--- Work to do ---
Copy out each line of the material in which the word "垫排球时" appears.

Dataset records:
-- Begin --
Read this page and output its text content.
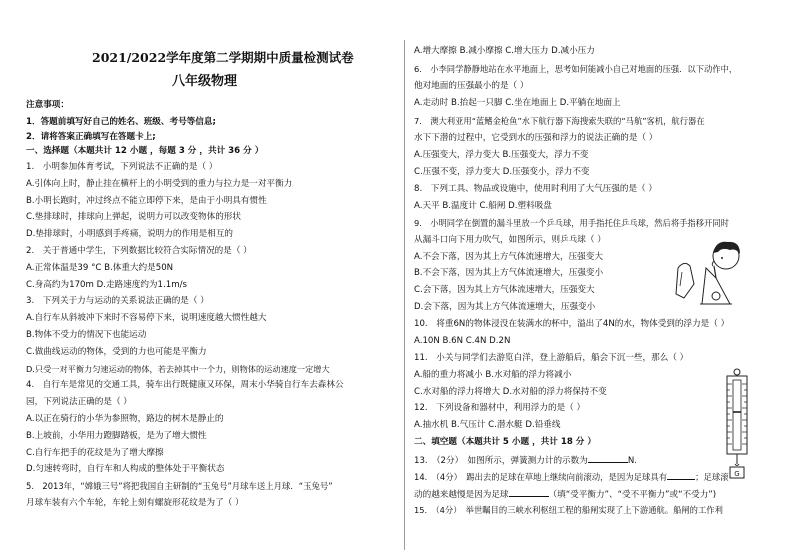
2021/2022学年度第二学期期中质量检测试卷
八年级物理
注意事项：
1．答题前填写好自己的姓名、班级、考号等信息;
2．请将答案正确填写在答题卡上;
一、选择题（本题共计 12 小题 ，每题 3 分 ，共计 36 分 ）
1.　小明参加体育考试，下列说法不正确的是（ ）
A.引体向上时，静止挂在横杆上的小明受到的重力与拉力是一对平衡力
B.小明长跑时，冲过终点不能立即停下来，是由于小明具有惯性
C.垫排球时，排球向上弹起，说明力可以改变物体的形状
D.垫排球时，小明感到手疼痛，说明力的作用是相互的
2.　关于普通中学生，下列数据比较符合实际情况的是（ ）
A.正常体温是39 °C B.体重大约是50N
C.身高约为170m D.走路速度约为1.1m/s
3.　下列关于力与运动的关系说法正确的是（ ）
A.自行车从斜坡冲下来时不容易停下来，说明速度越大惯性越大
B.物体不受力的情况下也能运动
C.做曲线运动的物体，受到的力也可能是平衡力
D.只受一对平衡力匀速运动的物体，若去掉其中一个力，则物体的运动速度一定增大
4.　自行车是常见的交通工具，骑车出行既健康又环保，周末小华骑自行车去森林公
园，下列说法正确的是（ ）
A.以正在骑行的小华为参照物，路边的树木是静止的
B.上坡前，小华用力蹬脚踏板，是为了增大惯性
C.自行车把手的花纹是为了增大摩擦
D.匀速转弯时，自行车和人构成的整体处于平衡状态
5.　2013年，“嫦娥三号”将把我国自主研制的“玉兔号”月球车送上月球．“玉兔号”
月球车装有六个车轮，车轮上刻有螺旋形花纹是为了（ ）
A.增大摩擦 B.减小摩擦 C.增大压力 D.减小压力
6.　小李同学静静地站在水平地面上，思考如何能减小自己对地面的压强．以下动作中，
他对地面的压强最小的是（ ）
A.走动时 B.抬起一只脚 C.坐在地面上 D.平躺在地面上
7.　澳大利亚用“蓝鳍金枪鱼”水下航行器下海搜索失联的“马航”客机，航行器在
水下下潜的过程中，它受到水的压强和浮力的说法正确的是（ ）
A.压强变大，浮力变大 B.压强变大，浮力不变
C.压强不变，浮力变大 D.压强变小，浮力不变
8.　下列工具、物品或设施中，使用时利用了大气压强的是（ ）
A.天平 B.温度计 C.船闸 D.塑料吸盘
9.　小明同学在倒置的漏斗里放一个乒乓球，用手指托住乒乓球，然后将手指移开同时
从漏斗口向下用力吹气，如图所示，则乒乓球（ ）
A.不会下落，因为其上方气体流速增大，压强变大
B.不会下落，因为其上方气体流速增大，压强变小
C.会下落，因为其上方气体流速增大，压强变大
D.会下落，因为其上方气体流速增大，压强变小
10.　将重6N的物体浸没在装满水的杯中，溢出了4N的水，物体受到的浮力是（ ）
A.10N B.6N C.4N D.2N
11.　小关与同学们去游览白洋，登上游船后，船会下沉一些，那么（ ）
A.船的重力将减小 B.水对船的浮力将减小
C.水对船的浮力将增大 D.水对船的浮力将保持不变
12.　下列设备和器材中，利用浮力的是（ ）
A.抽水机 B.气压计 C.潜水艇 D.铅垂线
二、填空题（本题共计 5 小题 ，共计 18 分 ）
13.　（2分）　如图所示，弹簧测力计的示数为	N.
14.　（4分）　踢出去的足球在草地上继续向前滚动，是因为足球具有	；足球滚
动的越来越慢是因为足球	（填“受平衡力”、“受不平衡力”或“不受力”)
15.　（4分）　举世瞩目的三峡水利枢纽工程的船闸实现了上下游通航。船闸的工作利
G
-- End --
--- Full response ---
C.垫排球时，排球向上弹起，说明力可以改变物体的形状
D.垫排球时，小明感到手疼痛，说明力的作用是相互的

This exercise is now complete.